▽

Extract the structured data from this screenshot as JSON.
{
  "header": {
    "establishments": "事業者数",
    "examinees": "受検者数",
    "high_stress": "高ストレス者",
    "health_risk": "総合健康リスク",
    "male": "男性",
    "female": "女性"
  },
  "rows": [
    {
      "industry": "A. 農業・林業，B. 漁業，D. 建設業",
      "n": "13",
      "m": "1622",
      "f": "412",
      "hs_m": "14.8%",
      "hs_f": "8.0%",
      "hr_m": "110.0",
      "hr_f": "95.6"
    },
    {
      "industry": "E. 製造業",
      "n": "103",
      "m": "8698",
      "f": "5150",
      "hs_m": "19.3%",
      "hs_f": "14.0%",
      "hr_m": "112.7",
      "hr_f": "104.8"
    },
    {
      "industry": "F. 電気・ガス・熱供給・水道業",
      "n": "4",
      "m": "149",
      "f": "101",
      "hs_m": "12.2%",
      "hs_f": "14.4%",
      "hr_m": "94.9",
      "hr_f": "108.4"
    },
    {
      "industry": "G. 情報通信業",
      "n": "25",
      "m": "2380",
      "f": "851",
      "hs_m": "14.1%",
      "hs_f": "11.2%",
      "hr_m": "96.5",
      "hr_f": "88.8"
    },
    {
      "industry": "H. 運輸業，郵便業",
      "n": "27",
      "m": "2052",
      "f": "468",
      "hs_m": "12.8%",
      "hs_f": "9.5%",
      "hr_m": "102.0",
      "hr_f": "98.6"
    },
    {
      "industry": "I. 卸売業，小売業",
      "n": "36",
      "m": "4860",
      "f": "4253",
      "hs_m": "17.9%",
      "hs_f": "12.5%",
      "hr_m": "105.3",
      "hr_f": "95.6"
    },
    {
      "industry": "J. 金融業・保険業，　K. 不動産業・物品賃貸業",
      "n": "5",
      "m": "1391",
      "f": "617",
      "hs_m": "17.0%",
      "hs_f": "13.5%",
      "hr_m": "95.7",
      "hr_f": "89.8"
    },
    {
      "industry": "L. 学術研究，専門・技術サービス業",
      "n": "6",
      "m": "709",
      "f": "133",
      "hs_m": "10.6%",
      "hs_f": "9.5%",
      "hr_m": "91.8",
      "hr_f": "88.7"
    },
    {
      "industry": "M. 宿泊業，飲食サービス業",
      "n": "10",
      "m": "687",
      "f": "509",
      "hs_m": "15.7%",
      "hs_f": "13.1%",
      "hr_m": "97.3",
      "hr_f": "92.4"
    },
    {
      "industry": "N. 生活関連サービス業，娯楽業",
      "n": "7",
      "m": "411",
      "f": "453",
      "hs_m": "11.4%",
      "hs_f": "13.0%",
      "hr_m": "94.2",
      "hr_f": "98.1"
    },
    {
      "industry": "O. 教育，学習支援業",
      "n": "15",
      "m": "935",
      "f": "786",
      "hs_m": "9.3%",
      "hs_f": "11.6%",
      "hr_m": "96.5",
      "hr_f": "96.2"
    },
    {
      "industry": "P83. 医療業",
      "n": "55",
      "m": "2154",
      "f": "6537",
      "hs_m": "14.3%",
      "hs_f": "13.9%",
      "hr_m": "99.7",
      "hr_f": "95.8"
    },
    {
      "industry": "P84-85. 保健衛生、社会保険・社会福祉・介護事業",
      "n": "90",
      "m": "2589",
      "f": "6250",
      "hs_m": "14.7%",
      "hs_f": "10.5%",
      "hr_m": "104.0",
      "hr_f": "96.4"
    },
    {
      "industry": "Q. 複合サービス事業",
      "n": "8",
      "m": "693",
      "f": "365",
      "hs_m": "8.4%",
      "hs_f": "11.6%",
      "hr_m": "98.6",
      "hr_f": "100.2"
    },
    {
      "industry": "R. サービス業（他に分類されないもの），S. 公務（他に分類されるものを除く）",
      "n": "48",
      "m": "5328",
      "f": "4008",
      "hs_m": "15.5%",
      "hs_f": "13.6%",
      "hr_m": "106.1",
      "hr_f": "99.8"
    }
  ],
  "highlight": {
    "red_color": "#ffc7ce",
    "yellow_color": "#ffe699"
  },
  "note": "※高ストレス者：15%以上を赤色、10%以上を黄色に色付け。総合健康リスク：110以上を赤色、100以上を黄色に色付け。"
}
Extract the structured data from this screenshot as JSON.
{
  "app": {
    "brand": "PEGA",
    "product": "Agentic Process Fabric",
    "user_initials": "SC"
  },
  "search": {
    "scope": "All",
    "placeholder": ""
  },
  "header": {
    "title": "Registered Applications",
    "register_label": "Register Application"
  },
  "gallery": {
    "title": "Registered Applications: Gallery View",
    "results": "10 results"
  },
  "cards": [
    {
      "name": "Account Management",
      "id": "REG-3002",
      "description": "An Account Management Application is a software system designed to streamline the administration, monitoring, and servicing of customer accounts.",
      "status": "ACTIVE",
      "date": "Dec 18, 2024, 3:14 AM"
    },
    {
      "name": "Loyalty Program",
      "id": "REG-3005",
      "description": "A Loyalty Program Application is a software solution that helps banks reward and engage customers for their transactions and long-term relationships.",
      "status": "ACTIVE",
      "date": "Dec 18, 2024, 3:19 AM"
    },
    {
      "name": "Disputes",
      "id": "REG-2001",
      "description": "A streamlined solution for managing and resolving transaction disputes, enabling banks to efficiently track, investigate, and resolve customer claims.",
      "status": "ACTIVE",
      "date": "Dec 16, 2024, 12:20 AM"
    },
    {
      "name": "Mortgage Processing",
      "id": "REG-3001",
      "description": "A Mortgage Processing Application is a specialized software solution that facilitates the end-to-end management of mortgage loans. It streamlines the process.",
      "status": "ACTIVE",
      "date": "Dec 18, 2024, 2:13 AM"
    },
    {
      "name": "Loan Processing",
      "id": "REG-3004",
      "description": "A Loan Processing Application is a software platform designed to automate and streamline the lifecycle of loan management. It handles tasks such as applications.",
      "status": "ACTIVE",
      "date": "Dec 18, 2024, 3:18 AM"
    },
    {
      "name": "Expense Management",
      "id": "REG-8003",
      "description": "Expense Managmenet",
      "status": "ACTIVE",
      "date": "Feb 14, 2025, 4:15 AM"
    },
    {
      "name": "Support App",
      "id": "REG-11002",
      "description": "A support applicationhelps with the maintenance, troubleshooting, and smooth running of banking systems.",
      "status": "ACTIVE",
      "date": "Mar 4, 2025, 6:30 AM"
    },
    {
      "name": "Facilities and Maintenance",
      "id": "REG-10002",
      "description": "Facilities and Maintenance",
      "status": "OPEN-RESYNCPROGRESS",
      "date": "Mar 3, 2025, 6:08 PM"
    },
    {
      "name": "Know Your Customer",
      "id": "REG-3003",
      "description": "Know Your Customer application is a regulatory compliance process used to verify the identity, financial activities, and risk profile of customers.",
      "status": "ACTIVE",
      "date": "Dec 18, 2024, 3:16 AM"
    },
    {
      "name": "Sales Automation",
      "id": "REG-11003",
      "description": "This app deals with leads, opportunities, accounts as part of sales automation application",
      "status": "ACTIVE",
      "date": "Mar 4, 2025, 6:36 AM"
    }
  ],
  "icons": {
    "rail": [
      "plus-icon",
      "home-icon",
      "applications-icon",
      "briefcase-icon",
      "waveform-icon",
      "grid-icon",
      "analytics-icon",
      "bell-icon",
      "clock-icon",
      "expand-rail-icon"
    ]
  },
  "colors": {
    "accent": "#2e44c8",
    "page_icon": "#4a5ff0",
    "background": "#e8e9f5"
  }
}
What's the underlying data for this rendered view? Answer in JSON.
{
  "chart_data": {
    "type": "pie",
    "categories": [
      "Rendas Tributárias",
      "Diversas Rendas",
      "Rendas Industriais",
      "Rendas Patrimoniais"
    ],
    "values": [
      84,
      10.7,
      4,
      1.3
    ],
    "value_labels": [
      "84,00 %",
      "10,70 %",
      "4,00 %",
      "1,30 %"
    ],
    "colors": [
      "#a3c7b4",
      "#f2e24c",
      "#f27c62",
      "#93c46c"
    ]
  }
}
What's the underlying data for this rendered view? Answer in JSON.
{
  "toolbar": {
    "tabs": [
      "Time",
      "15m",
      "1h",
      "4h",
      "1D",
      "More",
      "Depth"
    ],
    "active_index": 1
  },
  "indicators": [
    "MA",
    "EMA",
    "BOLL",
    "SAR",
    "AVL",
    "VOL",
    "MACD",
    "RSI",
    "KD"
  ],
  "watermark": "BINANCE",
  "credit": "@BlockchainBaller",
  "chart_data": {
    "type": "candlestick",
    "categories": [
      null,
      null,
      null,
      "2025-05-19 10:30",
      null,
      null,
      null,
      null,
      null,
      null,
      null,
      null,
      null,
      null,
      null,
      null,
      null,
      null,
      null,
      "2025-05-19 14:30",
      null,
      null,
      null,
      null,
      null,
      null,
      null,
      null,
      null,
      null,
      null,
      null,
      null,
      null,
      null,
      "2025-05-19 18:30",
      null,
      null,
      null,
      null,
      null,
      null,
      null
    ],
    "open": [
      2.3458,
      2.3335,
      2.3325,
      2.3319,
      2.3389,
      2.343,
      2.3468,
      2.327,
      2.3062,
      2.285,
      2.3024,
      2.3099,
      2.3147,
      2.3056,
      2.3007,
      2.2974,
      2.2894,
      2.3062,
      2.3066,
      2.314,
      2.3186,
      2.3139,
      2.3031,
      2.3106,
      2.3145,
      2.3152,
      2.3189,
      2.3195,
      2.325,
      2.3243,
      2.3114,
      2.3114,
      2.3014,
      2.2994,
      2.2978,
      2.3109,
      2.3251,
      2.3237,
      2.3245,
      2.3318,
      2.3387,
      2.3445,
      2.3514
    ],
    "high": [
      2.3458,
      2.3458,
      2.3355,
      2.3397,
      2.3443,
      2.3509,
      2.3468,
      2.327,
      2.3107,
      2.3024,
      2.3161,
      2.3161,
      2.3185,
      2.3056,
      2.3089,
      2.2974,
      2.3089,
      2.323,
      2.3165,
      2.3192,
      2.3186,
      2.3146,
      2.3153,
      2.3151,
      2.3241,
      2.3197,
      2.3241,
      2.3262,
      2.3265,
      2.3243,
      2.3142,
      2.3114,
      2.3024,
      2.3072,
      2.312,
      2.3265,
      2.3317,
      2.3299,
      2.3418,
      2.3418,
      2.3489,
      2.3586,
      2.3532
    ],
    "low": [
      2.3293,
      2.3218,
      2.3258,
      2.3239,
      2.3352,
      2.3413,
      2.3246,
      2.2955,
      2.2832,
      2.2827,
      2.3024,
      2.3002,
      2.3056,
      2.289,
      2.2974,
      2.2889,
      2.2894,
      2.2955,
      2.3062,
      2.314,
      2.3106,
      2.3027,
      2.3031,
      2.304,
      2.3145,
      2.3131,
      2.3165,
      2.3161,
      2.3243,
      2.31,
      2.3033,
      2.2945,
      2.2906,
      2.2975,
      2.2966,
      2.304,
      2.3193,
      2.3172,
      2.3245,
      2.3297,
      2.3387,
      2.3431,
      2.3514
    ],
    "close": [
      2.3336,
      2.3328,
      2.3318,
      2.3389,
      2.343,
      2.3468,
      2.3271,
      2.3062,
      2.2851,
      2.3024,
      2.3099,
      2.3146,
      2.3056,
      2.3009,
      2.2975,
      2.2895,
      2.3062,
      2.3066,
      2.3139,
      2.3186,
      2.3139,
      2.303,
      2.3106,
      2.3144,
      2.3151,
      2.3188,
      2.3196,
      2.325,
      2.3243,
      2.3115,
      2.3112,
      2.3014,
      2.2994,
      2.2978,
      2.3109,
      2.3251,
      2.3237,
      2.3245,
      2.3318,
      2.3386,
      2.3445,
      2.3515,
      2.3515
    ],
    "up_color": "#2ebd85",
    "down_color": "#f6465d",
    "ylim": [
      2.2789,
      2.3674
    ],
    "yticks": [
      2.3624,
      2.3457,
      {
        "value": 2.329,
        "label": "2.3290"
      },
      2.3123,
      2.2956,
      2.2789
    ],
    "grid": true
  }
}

△

§ To do:
Look through the entries above. Extract each line with the word "banks".

§ Answer for this exercise:
      "description": "A Loyalty Program Application is a software solution that helps banks reward and engage customers for their transactions and long-term relationships.",
      "description": "A streamlined solution for managing and resolving transaction disputes, enabling banks to efficiently track, investigate, and resolve customer claims.",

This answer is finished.